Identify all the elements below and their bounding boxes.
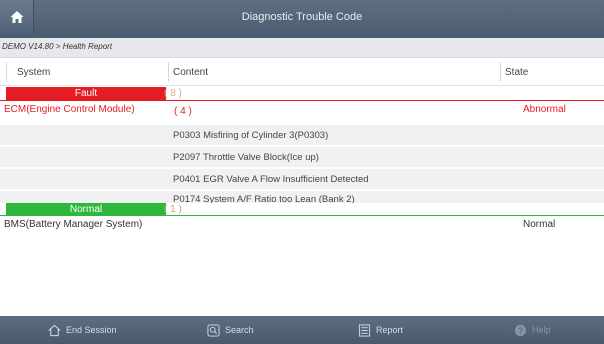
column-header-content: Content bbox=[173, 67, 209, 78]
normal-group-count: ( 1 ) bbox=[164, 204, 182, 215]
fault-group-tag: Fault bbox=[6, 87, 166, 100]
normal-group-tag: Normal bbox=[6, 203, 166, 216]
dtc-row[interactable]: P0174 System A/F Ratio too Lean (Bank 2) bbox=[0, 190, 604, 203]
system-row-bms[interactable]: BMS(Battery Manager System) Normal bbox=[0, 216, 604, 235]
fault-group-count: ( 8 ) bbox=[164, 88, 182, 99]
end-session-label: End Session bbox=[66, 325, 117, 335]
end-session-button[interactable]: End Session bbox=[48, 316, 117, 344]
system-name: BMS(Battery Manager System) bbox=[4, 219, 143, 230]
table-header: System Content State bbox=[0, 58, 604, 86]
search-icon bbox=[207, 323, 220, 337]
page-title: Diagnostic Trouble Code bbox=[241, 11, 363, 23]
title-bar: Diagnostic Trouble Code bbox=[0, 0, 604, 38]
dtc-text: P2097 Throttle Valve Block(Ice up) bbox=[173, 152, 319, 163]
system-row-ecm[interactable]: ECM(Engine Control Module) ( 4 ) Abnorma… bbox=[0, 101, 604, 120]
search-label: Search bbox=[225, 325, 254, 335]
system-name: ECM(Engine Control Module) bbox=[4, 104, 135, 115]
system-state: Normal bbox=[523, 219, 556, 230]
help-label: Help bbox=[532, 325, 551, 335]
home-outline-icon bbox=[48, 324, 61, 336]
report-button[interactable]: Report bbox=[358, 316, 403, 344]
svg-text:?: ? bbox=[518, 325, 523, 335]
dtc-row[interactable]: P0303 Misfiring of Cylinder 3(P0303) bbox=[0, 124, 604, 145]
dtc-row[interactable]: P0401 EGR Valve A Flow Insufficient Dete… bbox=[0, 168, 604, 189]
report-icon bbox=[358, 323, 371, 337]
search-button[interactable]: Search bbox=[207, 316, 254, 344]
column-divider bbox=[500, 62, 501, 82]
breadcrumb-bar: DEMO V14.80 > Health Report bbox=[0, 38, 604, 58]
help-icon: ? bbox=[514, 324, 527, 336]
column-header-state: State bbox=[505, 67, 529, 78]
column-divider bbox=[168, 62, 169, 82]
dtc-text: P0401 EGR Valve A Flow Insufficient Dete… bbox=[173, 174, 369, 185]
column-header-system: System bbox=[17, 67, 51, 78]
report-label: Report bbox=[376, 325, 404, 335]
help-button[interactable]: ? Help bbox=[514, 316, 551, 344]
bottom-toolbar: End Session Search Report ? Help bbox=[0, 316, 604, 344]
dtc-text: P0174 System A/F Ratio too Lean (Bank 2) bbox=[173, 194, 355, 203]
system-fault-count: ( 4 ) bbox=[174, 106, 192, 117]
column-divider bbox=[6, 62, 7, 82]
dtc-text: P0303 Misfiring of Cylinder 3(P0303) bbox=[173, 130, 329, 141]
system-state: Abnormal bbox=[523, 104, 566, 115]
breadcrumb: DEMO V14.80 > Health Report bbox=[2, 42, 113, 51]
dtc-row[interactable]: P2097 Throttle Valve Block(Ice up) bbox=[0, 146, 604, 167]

===

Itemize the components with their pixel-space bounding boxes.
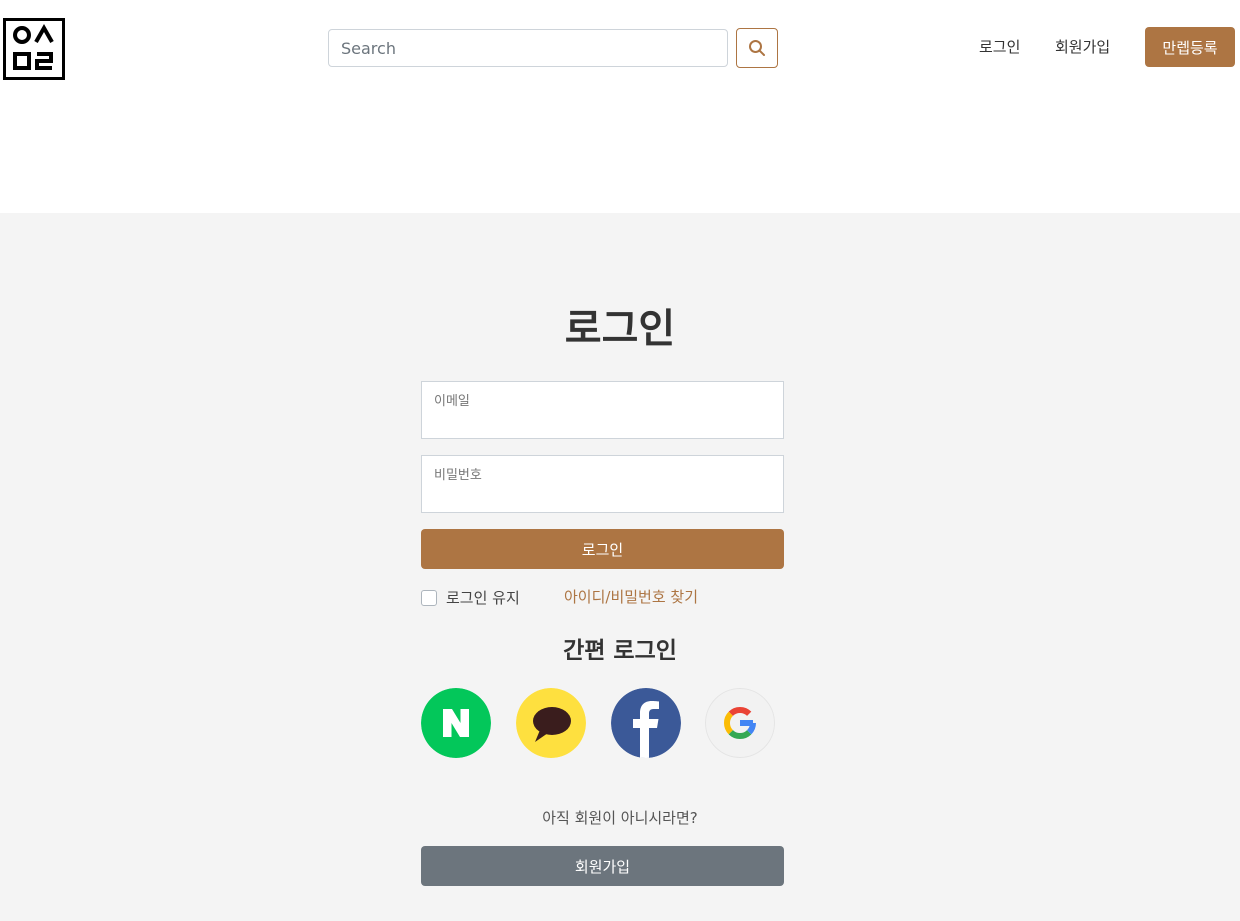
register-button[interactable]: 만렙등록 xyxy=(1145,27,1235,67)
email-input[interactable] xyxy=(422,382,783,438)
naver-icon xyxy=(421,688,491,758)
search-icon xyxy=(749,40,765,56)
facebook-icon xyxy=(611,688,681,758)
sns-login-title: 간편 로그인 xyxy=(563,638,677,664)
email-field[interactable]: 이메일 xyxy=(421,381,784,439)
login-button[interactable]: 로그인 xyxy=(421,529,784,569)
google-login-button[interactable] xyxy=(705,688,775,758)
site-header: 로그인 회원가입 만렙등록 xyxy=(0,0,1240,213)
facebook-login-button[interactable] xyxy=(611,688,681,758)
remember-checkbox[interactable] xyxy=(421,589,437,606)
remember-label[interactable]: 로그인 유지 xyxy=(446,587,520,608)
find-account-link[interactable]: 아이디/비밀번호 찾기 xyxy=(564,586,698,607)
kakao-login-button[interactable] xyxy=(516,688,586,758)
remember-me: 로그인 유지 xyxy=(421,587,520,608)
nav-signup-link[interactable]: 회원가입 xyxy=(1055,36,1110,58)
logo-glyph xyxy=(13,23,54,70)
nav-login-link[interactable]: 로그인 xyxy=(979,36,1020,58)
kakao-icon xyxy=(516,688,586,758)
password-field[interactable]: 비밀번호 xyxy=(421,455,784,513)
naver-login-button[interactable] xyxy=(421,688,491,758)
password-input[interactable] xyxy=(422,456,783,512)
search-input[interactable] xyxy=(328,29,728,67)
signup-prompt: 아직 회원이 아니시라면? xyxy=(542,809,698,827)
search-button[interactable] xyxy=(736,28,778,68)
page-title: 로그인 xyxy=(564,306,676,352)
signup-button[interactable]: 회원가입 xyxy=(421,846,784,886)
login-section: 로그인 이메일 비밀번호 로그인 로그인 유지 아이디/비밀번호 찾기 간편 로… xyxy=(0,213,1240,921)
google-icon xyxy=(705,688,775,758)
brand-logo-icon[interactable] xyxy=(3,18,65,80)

===

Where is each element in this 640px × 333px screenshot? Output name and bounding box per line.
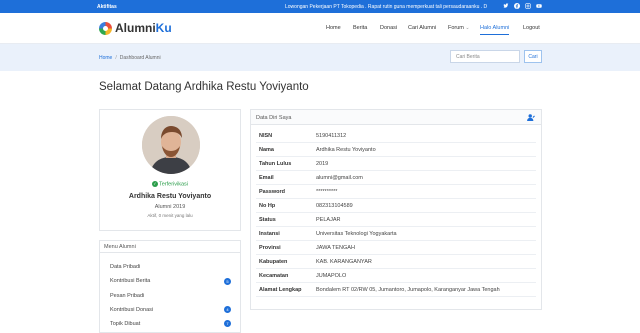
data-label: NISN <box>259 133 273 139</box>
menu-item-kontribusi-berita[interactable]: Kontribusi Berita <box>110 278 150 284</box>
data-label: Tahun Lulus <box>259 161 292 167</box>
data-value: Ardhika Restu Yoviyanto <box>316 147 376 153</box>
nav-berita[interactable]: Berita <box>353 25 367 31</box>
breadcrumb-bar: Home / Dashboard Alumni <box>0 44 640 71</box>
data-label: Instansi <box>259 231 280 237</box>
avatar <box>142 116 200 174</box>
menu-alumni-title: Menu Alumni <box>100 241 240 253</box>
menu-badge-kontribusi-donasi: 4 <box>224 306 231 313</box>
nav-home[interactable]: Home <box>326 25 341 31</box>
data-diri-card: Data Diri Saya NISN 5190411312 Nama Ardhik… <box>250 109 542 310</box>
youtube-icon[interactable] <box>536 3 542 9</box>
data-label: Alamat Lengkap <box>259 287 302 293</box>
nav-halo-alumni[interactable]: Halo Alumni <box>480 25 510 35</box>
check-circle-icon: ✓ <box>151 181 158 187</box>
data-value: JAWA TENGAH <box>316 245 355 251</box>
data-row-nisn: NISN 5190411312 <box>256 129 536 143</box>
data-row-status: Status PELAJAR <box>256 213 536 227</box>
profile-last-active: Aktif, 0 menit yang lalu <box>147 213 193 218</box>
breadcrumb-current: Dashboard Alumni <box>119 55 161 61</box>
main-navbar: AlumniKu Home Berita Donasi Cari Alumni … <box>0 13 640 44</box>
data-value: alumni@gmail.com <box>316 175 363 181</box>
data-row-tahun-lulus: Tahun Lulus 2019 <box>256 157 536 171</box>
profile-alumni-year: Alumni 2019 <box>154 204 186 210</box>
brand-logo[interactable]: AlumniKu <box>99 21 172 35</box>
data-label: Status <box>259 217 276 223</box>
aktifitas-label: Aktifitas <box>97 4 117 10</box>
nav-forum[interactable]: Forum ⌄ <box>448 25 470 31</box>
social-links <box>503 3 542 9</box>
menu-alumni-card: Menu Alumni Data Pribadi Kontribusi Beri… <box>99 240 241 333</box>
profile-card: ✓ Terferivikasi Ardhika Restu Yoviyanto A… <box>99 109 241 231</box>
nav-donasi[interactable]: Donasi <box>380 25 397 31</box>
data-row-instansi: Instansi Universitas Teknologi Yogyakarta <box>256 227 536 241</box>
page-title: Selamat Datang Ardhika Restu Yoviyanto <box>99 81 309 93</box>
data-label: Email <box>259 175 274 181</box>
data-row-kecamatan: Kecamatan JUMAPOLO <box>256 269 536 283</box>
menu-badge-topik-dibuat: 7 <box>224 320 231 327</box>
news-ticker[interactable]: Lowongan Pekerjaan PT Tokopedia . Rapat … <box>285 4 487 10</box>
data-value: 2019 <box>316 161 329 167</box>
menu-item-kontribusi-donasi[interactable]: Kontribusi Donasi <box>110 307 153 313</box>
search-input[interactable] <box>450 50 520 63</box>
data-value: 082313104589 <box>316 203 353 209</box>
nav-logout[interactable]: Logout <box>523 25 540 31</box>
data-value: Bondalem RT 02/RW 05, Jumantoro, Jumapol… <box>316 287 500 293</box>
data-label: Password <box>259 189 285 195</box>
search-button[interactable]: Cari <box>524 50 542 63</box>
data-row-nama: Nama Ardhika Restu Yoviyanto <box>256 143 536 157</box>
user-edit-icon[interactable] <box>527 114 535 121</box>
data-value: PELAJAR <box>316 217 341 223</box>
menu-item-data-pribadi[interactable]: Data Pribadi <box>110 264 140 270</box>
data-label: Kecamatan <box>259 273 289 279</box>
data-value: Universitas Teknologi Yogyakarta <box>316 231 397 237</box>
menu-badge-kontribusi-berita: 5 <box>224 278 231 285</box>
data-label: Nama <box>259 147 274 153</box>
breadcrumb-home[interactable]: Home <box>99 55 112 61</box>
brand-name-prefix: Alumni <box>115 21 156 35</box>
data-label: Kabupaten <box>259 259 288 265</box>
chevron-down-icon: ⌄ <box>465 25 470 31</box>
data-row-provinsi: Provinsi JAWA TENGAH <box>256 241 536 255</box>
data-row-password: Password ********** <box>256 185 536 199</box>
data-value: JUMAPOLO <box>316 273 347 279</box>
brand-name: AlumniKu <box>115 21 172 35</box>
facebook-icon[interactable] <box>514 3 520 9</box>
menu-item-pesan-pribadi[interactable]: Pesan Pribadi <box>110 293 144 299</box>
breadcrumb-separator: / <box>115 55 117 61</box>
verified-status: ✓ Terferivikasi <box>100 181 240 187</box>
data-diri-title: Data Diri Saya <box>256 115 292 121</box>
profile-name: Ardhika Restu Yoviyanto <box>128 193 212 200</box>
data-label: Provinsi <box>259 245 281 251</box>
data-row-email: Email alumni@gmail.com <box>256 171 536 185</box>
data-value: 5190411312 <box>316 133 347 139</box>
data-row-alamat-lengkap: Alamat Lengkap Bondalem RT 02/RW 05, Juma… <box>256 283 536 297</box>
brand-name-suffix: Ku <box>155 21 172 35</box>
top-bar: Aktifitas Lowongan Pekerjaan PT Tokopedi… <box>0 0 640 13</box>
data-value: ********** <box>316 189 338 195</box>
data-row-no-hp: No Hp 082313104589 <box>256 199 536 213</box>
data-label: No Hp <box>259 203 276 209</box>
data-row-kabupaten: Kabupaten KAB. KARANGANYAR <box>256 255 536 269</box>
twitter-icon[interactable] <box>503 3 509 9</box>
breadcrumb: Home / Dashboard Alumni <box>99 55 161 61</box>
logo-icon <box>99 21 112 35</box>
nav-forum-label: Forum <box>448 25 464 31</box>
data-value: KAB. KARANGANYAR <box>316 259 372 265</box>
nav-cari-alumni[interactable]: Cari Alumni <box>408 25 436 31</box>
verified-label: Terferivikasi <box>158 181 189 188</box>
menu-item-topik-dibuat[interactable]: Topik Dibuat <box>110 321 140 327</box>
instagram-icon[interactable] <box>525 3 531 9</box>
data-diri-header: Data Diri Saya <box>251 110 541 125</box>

===

AIM: Convert the items in block 3 from the line containing "data-label: NISN <box>259 133 273 139</box>" through the line containing "data-label: Instansi <box>259" into a JSON list of strings, one string per line, leaving out any blank lines.

FULL SOLUTION:
[
  "data-label: NISN <box>259 133 273 139</box>",
  "menu-item-kontribusi-berita[interactable]: Kontribusi Berita <box>110 278 150 284</box>",
  "data-label: Tahun Lulus <box>259 161 292 167</box>",
  "data-value: Ardhika Restu Yoviyanto <box>316 147 376 153</box>",
  "nav-berita[interactable]: Berita <box>353 25 367 31</box>",
  "breadcrumb-bar: Home / Dashboard Alumni <box>0 44 640 71</box>",
  "data-label: Instansi <box>259 231 280 237</box>"
]